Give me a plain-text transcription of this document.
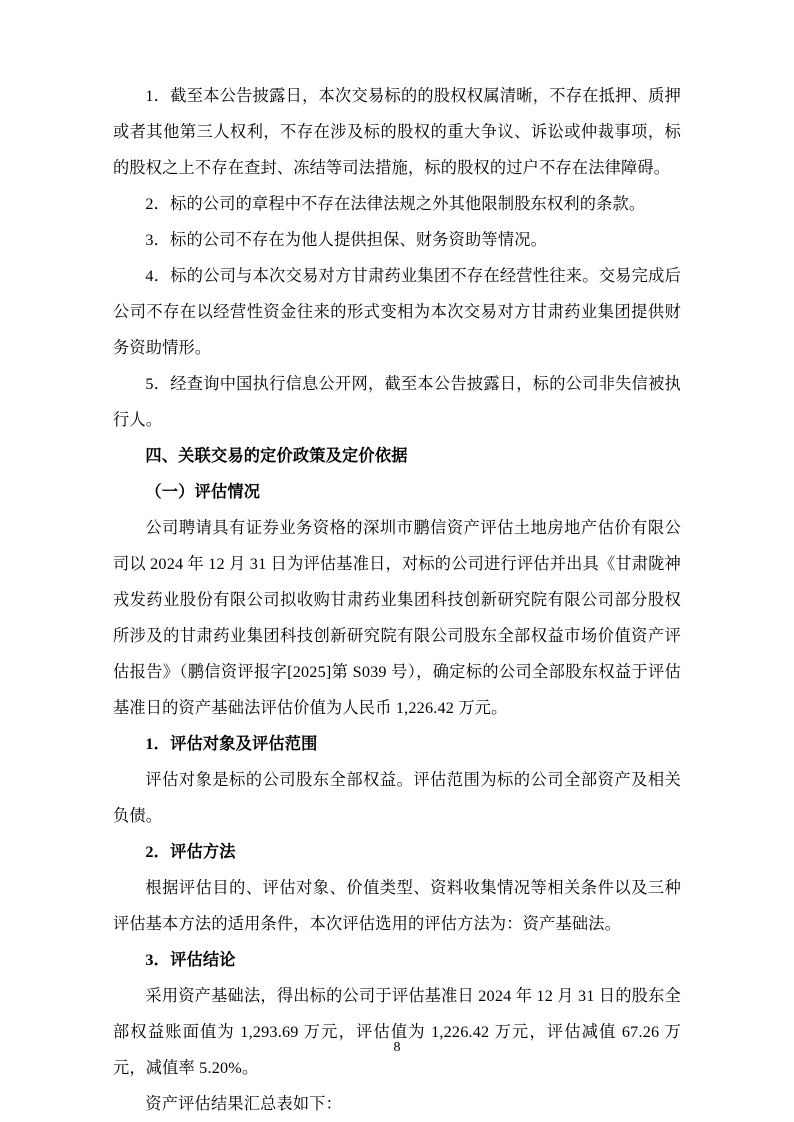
1．截至本公告披露日，本次交易标的的股权权属清晰，不存在抵押、质押或者其他第三人权利，不存在涉及标的股权的重大争议、诉讼或仲裁事项，标的股权之上不存在查封、冻结等司法措施，标的股权的过户不存在法律障碍。

2．标的公司的章程中不存在法律法规之外其他限制股东权利的条款。

3．标的公司不存在为他人提供担保、财务资助等情况。

4．标的公司与本次交易对方甘肃药业集团不存在经营性往来。交易完成后公司不存在以经营性资金往来的形式变相为本次交易对方甘肃药业集团提供财务资助情形。

5．经查询中国执行信息公开网，截至本公告披露日，标的公司非失信被执行人。

四、关联交易的定价政策及定价依据

（一）评估情况

公司聘请具有证券业务资格的深圳市鹏信资产评估土地房地产估价有限公司以 2024 年 12 月 31 日为评估基准日，对标的公司进行评估并出具《甘肃陇神戎发药业股份有限公司拟收购甘肃药业集团科技创新研究院有限公司部分股权所涉及的甘肃药业集团科技创新研究院有限公司股东全部权益市场价值资产评估报告》（鹏信资评报字[2025]第 S039 号），确定标的公司全部股东权益于评估基准日的资产基础法评估价值为人民币 1,226.42 万元。

1．评估对象及评估范围

评估对象是标的公司股东全部权益。评估范围为标的公司全部资产及相关负债。

2．评估方法

根据评估目的、评估对象、价值类型、资料收集情况等相关条件以及三种评估基本方法的适用条件，本次评估选用的评估方法为：资产基础法。

3．评估结论

采用资产基础法，得出标的公司于评估基准日 2024 年 12 月 31 日的股东全部权益账面值为 1,293.69 万元，评估值为 1,226.42 万元，评估减值 67.26 万元，减值率 5.20%。

资产评估结果汇总表如下：

8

→ Work instructions: From the entries above, output every line exactly and omit any image.

→ Completed task:
Give me a plain-text transcription of this document.
1．截至本公告披露日，本次交易标的的股权权属清晰，不存在抵押、质押或者其他第三人权利，不存在涉及标的股权的重大争议、诉讼或仲裁事项，标的股权之上不存在查封、冻结等司法措施，标的股权的过户不存在法律障碍。

2．标的公司的章程中不存在法律法规之外其他限制股东权利的条款。

3．标的公司不存在为他人提供担保、财务资助等情况。

4．标的公司与本次交易对方甘肃药业集团不存在经营性往来。交易完成后公司不存在以经营性资金往来的形式变相为本次交易对方甘肃药业集团提供财务资助情形。

5．经查询中国执行信息公开网，截至本公告披露日，标的公司非失信被执行人。

四、关联交易的定价政策及定价依据

（一）评估情况

公司聘请具有证券业务资格的深圳市鹏信资产评估土地房地产估价有限公司以 2024 年 12 月 31 日为评估基准日，对标的公司进行评估并出具《甘肃陇神戎发药业股份有限公司拟收购甘肃药业集团科技创新研究院有限公司部分股权所涉及的甘肃药业集团科技创新研究院有限公司股东全部权益市场价值资产评估报告》（鹏信资评报字[2025]第 S039 号），确定标的公司全部股东权益于评估基准日的资产基础法评估价值为人民币 1,226.42 万元。

1．评估对象及评估范围

评估对象是标的公司股东全部权益。评估范围为标的公司全部资产及相关负债。

2．评估方法

根据评估目的、评估对象、价值类型、资料收集情况等相关条件以及三种评估基本方法的适用条件，本次评估选用的评估方法为：资产基础法。

3．评估结论

采用资产基础法，得出标的公司于评估基准日 2024 年 12 月 31 日的股东全部权益账面值为 1,293.69 万元，评估值为 1,226.42 万元，评估减值 67.26 万元，减值率 5.20%。

资产评估结果汇总表如下：

8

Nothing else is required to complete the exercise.